-- Begin Data lines --

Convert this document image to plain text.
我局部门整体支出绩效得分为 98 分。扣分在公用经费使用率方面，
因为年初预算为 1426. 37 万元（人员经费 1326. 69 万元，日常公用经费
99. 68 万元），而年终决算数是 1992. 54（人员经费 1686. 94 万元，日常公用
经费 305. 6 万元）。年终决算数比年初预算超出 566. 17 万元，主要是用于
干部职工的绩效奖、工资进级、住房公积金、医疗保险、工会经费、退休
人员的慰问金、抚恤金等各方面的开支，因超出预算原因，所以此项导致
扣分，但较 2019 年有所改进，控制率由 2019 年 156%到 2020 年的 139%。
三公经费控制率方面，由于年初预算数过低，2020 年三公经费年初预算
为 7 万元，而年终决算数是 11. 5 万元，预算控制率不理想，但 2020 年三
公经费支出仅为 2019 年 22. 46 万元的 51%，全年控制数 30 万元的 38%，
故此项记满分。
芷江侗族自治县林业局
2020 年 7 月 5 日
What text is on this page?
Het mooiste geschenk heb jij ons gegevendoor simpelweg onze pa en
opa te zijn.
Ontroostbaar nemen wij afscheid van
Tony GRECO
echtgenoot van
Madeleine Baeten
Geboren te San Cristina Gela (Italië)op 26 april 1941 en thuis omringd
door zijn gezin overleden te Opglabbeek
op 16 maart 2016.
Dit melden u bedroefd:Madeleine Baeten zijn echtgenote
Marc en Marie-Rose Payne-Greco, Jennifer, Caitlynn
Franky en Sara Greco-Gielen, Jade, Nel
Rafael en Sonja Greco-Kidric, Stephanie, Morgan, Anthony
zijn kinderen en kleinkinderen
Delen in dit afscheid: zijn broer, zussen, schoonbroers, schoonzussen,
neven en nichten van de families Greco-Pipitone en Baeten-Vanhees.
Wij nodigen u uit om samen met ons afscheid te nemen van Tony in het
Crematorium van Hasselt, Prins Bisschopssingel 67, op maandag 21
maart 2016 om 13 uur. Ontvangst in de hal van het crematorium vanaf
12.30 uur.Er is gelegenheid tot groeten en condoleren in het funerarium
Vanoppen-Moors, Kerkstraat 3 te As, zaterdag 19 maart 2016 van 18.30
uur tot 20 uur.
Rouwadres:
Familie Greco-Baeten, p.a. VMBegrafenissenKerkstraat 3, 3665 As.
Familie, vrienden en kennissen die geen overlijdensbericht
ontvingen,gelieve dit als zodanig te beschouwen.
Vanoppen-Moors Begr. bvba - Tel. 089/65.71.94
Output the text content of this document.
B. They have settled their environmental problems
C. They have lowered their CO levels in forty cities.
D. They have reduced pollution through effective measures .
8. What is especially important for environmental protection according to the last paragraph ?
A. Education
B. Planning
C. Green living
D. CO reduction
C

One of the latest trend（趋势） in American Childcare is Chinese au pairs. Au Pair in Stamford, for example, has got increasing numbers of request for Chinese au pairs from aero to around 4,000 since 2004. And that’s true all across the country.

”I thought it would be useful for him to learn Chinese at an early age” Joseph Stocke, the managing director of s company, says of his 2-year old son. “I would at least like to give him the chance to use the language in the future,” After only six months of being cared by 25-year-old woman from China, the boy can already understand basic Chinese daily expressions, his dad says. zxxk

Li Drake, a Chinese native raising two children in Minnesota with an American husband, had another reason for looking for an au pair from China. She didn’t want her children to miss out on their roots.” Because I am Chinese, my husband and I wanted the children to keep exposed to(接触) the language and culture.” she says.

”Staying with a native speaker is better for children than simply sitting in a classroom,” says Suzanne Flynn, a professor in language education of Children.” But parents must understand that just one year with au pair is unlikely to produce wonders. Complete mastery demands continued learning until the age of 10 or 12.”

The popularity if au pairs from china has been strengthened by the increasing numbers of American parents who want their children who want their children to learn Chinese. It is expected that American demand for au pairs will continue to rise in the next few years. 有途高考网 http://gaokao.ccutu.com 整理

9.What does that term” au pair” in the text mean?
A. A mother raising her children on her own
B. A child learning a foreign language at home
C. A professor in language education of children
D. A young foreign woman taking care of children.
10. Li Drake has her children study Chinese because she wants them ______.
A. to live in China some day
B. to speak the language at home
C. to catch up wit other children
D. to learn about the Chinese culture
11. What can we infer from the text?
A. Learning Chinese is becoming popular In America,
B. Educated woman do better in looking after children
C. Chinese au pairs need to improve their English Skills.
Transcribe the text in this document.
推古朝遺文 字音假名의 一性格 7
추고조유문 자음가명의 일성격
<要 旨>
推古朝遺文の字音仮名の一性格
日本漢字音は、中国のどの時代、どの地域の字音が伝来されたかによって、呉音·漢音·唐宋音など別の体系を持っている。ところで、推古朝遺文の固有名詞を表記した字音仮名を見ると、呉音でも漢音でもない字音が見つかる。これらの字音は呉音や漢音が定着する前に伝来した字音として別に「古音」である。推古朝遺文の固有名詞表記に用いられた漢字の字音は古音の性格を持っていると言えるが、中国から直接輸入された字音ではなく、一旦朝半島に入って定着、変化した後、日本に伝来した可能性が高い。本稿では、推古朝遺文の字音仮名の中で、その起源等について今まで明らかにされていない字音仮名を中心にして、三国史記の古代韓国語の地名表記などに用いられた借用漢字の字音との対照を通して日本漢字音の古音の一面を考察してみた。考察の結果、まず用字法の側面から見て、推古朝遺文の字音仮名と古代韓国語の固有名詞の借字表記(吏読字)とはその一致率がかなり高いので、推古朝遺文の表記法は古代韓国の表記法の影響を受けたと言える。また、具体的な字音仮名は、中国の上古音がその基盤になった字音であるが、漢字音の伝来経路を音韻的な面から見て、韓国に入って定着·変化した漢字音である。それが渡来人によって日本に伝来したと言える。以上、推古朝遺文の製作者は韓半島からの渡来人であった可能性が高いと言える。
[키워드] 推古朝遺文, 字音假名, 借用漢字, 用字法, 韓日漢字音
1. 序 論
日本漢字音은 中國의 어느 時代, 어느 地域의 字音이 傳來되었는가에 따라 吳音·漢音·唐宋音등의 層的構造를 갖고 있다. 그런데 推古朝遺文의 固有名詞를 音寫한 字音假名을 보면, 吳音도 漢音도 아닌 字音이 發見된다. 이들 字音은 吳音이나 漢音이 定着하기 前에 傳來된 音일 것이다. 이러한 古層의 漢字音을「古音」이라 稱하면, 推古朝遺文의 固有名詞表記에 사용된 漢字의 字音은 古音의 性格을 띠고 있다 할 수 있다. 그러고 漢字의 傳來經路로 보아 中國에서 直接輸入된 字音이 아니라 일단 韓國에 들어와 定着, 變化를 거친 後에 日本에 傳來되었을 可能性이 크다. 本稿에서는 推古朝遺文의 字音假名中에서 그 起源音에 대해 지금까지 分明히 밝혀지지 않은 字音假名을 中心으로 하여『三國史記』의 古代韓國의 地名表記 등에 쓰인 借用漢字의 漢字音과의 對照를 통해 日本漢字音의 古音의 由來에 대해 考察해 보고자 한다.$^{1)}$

-- End Data lines --

§ Aim of the exercise: Transcribe exactly, and only, the lines from the one bearing "Transcribe the text in this document." through the last line of the entries, counting both.

§ Written reply:
Transcribe the text in this document.
推古朝遺文 字音假名의 一性格 7
추고조유문 자음가명의 일성격
<要 旨>
推古朝遺文の字音仮名の一性格
日本漢字音は、中国のどの時代、どの地域の字音が伝来されたかによって、呉音·漢音·唐宋音など別の体系を持っている。ところで、推古朝遺文の固有名詞を表記した字音仮名を見ると、呉音でも漢音でもない字音が見つかる。これらの字音は呉音や漢音が定着する前に伝来した字音として別に「古音」である。推古朝遺文の固有名詞表記に用いられた漢字の字音は古音の性格を持っていると言えるが、中国から直接輸入された字音ではなく、一旦朝半島に入って定着、変化した後、日本に伝来した可能性が高い。本稿では、推古朝遺文の字音仮名の中で、その起源等について今まで明らかにされていない字音仮名を中心にして、三国史記の古代韓国語の地名表記などに用いられた借用漢字の字音との対照を通して日本漢字音の古音の一面を考察してみた。考察の結果、まず用字法の側面から見て、推古朝遺文の字音仮名と古代韓国語の固有名詞の借字表記(吏読字)とはその一致率がかなり高いので、推古朝遺文の表記法は古代韓国の表記法の影響を受けたと言える。また、具体的な字音仮名は、中国の上古音がその基盤になった字音であるが、漢字音の伝来経路を音韻的な面から見て、韓国に入って定着·変化した漢字音である。それが渡来人によって日本に伝来したと言える。以上、推古朝遺文の製作者は韓半島からの渡来人であった可能性が高いと言える。
[키워드] 推古朝遺文, 字音假名, 借用漢字, 用字法, 韓日漢字音
1. 序 論
日本漢字音은 中國의 어느 時代, 어느 地域의 字音이 傳來되었는가에 따라 吳音·漢音·唐宋音등의 層的構造를 갖고 있다. 그런데 推古朝遺文의 固有名詞를 音寫한 字音假名을 보면, 吳音도 漢音도 아닌 字音이 發見된다. 이들 字音은 吳音이나 漢音이 定着하기 前에 傳來된 音일 것이다. 이러한 古層의 漢字音을「古音」이라 稱하면, 推古朝遺文의 固有名詞表記에 사용된 漢字의 字音은 古音의 性格을 띠고 있다 할 수 있다. 그러고 漢字의 傳來經路로 보아 中國에서 直接輸入된 字音이 아니라 일단 韓國에 들어와 定着, 變化를 거친 後에 日本에 傳來되었을 可能性이 크다. 本稿에서는 推古朝遺文의 字音假名中에서 그 起源音에 대해 지금까지 分明히 밝혀지지 않은 字音假名을 中心으로 하여『三國史記』의 古代韓國의 地名表記 등에 쓰인 借用漢字의 漢字音과의 對照를 통해 日本漢字音의 古音의 由來에 대해 考察해 보고자 한다.$^{1)}$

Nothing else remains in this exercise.